* [DO THIS]: Below are the records; copy each line in them that holds the word "kind".

* [STORED DATA]:
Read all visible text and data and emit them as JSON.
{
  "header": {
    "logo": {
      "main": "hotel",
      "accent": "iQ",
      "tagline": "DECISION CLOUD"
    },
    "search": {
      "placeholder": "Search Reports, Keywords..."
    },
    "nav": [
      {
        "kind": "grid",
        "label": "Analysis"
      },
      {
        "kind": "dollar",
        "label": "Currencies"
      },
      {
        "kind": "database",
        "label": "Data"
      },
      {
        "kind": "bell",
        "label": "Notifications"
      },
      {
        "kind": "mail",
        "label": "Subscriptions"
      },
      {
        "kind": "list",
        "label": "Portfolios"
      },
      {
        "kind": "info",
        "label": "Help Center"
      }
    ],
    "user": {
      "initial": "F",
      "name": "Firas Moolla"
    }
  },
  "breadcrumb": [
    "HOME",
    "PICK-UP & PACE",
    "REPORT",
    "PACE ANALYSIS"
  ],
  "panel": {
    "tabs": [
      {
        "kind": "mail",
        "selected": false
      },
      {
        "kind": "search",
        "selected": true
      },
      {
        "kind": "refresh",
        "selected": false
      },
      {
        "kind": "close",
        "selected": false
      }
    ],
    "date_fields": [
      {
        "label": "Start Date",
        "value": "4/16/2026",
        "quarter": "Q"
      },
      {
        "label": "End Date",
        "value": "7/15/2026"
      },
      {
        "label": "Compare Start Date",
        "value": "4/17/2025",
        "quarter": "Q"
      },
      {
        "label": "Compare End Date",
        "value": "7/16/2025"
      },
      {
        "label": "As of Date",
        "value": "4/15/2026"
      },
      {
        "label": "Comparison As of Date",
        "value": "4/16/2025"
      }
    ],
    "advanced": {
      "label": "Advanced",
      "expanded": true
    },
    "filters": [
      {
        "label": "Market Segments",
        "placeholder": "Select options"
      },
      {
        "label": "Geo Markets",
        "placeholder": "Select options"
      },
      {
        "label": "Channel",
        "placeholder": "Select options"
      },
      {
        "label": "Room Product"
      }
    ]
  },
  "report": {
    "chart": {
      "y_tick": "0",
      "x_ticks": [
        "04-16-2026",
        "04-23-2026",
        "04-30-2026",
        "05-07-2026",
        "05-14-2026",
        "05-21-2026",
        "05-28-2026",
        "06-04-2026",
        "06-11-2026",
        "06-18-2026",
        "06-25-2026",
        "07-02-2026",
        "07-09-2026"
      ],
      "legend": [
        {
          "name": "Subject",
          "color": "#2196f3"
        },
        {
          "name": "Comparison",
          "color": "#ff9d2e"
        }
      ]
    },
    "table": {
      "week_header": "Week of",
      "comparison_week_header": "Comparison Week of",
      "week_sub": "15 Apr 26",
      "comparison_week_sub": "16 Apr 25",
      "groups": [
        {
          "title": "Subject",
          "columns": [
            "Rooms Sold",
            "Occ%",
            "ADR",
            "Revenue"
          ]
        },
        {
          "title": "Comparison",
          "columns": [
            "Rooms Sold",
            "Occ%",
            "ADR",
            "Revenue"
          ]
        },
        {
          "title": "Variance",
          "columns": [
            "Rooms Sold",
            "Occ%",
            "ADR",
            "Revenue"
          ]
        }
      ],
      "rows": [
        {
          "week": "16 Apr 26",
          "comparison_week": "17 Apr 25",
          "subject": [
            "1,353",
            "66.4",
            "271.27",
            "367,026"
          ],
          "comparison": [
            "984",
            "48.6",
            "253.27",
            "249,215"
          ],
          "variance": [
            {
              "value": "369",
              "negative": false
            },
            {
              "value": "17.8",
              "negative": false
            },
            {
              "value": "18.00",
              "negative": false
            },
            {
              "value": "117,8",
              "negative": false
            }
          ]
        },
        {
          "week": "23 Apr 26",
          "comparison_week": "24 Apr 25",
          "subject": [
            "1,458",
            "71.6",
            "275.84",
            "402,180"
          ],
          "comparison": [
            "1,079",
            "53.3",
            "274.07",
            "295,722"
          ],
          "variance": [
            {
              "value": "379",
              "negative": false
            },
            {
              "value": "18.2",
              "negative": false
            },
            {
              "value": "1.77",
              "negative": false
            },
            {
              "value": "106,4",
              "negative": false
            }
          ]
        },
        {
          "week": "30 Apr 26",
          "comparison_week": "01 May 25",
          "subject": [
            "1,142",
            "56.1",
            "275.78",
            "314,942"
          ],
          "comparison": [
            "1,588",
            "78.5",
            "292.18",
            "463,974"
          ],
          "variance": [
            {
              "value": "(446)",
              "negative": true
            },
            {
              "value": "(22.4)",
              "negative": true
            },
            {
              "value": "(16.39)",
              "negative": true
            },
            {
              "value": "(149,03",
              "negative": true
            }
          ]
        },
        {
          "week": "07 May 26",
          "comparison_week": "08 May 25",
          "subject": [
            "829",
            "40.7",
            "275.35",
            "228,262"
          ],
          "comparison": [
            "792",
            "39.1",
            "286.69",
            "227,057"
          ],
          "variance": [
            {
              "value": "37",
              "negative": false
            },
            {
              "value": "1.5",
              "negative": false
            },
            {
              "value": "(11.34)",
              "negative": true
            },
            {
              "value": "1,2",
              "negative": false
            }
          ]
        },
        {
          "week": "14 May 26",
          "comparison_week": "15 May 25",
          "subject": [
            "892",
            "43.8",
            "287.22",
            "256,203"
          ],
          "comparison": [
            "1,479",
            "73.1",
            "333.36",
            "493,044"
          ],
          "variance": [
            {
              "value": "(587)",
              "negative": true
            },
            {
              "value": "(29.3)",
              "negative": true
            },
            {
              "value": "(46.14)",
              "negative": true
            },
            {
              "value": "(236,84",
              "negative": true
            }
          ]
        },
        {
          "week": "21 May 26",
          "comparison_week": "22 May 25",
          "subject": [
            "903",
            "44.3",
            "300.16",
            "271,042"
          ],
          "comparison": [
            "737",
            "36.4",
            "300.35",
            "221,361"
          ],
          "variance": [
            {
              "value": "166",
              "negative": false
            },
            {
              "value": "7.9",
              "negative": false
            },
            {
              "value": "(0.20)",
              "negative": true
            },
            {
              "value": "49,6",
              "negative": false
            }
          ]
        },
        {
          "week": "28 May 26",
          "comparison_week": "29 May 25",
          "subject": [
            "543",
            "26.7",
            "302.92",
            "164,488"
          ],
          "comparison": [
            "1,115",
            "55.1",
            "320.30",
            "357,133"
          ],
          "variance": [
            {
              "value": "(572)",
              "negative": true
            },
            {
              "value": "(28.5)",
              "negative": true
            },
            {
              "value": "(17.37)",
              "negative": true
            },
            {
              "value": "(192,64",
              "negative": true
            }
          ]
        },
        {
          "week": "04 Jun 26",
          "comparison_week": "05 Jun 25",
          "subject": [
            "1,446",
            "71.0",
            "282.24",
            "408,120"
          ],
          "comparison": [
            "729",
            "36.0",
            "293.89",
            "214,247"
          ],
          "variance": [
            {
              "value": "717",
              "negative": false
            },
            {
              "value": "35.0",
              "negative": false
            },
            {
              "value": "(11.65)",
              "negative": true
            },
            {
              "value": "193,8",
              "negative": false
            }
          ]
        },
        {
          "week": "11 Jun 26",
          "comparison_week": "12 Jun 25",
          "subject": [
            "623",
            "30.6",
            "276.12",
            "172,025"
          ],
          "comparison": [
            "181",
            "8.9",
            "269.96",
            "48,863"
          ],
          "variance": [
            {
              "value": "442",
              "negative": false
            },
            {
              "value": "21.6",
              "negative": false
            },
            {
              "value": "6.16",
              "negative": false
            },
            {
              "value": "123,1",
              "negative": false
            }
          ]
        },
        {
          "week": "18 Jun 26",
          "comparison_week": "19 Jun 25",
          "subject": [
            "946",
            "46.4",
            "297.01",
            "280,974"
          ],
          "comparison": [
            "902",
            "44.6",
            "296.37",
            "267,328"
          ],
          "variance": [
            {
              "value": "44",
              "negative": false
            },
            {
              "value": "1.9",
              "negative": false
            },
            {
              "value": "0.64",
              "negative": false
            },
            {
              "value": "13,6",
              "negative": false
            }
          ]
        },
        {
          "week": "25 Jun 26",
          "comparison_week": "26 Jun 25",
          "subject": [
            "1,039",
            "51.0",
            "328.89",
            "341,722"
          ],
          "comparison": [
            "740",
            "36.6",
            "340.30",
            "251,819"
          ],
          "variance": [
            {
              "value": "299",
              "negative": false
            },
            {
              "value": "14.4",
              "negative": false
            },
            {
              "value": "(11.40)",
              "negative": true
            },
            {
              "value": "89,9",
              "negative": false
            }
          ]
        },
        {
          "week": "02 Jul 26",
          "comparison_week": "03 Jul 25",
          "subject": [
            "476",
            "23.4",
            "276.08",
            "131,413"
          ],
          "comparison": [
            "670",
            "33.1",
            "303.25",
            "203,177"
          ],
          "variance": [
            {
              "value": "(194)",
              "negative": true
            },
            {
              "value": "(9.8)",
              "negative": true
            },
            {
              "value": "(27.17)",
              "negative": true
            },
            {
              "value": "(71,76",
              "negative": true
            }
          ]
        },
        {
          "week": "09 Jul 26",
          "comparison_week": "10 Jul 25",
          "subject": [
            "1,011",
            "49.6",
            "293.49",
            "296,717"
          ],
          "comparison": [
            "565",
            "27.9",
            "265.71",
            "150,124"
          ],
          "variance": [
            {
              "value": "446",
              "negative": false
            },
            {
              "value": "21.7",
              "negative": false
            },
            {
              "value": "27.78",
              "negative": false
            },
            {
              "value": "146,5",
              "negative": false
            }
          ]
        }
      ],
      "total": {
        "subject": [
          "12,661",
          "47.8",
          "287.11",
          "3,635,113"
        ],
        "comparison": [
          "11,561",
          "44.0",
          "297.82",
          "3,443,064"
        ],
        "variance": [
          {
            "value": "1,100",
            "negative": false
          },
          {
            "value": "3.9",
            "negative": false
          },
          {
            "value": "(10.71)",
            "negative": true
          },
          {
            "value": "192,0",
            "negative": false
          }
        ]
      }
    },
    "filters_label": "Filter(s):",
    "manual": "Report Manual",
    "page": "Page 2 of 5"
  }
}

...

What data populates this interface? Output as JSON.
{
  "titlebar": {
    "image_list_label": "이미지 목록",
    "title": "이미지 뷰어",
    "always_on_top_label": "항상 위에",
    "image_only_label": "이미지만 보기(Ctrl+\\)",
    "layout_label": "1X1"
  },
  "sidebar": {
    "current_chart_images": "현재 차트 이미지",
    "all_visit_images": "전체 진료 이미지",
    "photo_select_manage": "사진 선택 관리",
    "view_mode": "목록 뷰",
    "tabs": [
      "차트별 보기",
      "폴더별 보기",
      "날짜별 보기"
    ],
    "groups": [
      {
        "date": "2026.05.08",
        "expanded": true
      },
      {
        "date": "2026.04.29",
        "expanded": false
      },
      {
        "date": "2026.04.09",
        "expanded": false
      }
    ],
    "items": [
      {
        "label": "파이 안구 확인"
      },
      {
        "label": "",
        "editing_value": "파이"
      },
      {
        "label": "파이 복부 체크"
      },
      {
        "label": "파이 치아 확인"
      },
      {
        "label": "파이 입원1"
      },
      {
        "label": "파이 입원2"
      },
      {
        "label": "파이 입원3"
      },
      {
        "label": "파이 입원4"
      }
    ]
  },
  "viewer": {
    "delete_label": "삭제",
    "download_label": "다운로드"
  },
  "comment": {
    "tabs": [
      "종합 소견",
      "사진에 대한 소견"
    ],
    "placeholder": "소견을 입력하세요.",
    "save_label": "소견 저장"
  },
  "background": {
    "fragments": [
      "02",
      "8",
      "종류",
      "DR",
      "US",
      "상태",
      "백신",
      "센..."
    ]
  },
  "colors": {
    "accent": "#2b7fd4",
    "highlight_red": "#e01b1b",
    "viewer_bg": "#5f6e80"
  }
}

* * *

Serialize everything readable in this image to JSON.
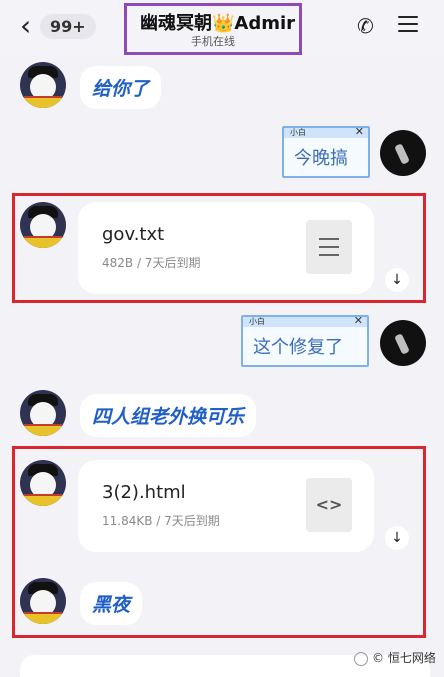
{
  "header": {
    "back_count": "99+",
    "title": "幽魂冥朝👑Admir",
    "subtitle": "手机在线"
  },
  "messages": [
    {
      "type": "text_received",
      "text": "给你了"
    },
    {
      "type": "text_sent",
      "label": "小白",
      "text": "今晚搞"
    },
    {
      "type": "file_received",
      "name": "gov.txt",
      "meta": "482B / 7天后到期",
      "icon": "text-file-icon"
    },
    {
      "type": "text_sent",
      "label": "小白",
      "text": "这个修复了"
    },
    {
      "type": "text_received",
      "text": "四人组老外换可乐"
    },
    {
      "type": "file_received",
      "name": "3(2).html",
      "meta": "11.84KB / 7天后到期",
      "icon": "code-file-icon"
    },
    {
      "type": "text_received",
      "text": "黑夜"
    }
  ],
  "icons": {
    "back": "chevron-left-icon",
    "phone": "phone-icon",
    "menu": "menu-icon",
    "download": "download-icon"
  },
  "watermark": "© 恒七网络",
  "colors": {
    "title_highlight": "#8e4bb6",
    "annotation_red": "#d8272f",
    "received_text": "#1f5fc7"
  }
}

* [IN RESPONSE]:
        "kind": "grid",
        "kind": "dollar",
        "kind": "database",
        "kind": "bell",
        "kind": "mail",
        "kind": "list",
        "kind": "info",
        "kind": "mail",
        "kind": "search",
        "kind": "refresh",
        "kind": "close",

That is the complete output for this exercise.